* START RECORD LIST *

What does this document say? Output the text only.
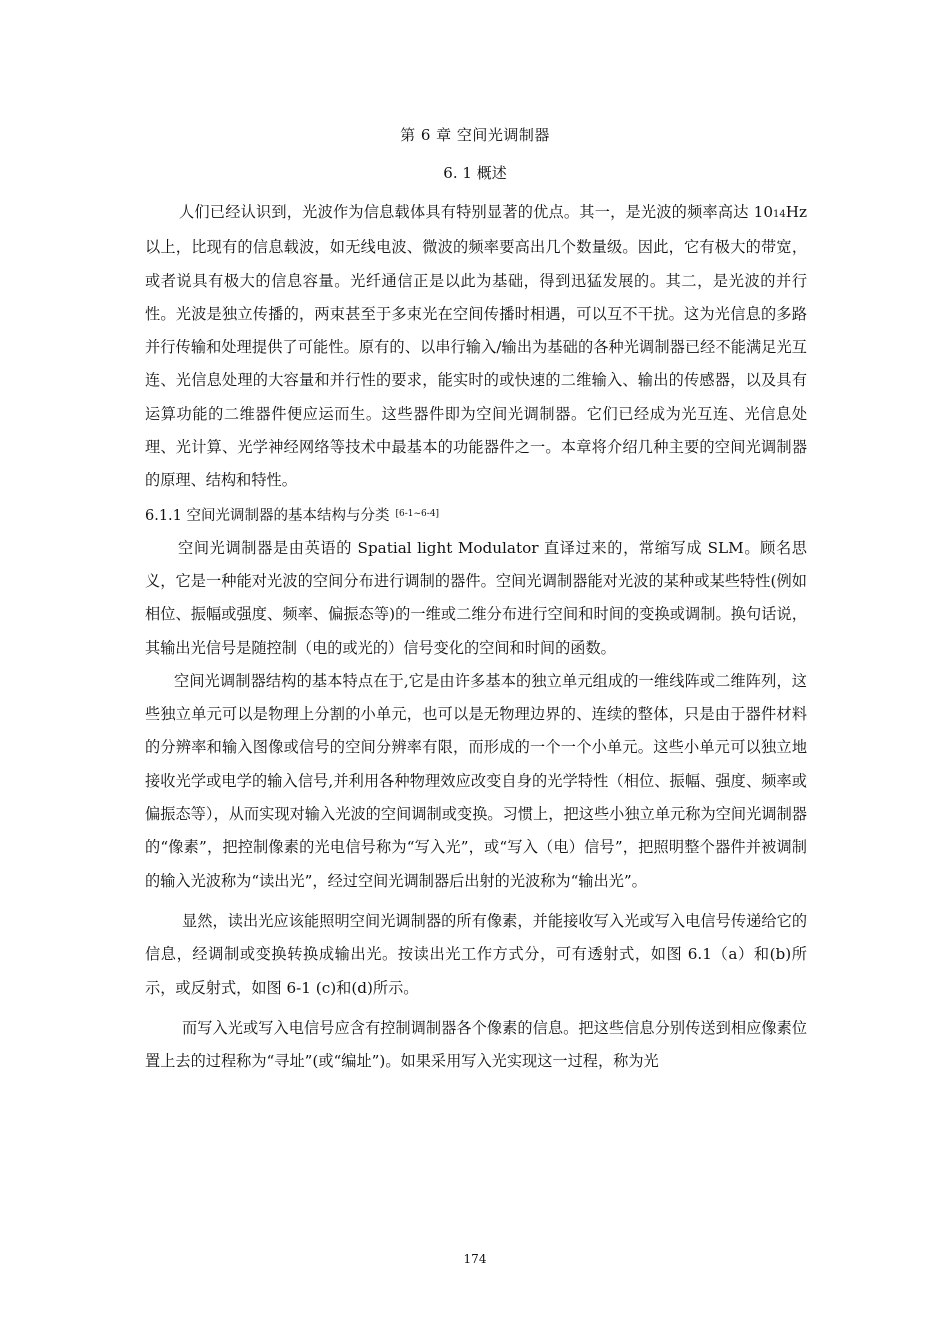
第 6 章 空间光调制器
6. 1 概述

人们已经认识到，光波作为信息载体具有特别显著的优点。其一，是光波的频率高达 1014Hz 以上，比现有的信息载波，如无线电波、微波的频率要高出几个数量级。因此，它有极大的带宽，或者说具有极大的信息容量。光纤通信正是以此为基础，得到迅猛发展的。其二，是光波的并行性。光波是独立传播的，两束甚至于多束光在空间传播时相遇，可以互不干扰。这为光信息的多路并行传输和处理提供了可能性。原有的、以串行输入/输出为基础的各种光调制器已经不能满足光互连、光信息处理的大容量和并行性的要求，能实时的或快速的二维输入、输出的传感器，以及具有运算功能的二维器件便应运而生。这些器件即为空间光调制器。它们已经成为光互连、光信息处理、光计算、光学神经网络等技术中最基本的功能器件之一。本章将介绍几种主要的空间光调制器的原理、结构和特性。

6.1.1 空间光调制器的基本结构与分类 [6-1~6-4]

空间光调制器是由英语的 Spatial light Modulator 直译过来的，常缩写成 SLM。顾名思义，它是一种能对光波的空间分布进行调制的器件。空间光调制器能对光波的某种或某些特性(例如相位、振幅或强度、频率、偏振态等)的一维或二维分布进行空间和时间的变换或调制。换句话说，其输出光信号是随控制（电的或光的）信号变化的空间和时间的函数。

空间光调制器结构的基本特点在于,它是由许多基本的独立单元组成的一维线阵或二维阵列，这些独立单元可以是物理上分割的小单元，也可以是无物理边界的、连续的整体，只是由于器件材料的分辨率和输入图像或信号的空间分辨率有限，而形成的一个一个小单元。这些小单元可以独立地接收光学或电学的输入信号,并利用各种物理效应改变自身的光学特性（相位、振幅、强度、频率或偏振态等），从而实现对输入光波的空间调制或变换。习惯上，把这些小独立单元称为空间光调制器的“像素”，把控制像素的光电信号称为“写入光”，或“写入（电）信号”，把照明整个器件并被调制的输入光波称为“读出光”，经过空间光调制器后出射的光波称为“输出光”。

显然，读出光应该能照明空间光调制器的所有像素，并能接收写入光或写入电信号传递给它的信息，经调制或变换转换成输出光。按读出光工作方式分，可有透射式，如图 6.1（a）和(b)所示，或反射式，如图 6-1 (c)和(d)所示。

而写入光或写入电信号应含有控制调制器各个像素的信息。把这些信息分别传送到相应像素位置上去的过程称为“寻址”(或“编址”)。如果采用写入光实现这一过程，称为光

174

* END RECORD LIST *
* START RECORD LIST *

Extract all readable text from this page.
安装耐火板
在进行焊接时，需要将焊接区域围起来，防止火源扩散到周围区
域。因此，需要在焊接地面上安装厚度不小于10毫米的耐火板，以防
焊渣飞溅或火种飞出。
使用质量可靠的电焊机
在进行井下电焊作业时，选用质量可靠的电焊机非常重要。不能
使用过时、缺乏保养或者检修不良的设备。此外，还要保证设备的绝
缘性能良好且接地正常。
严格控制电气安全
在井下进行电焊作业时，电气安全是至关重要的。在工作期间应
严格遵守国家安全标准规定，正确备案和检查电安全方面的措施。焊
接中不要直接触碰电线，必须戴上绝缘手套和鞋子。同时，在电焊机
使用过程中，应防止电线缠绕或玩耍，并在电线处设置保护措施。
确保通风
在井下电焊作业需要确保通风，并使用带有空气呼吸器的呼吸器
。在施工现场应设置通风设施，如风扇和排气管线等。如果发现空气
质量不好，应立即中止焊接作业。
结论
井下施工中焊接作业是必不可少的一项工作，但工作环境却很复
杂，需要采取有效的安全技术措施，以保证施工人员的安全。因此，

* END RECORD LIST *
* START RECORD LIST *

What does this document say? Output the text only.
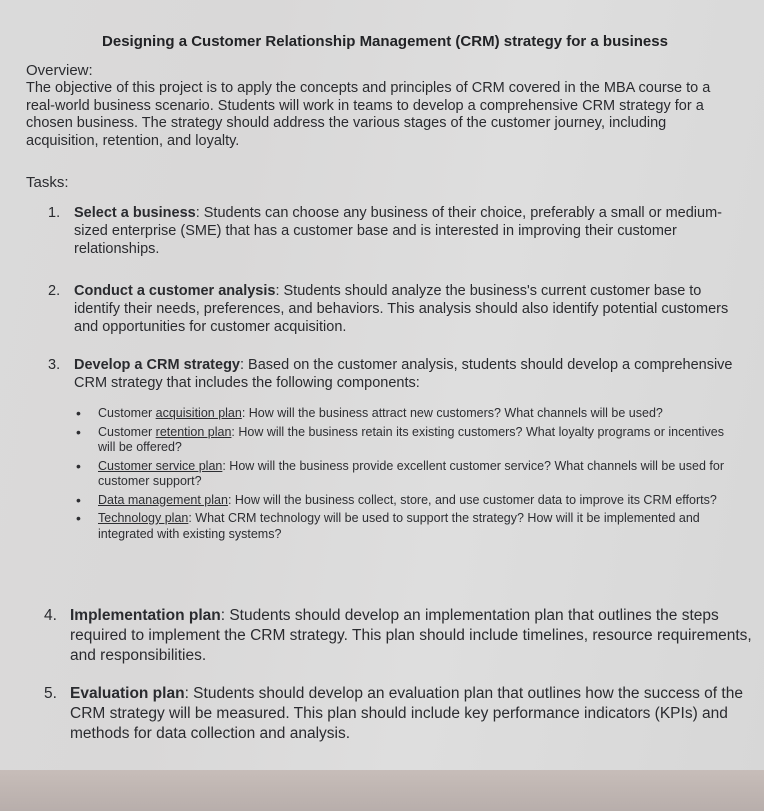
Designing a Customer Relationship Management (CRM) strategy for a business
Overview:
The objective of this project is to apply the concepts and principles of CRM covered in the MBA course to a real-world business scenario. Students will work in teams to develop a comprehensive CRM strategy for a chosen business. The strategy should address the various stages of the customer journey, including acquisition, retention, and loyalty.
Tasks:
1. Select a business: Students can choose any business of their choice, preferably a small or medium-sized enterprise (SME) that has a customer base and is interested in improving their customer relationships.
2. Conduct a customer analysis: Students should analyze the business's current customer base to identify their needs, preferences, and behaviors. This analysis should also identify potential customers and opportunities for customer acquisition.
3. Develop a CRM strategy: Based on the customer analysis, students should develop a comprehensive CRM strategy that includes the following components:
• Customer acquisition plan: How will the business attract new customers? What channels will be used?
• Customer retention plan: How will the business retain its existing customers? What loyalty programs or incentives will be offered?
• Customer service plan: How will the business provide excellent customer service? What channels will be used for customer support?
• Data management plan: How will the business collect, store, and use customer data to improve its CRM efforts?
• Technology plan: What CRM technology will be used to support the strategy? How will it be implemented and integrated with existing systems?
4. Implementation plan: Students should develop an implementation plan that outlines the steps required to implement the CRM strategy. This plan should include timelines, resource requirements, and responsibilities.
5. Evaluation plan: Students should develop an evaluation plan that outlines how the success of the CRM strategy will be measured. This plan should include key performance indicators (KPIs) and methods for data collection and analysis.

* END RECORD LIST *

Copy every single line of the material above that holds "channels".

THE RESPONSE:
• Customer acquisition plan: How will the business attract new customers? What channels will be used?
• Customer service plan: How will the business provide excellent customer service? What channels will be used for customer support?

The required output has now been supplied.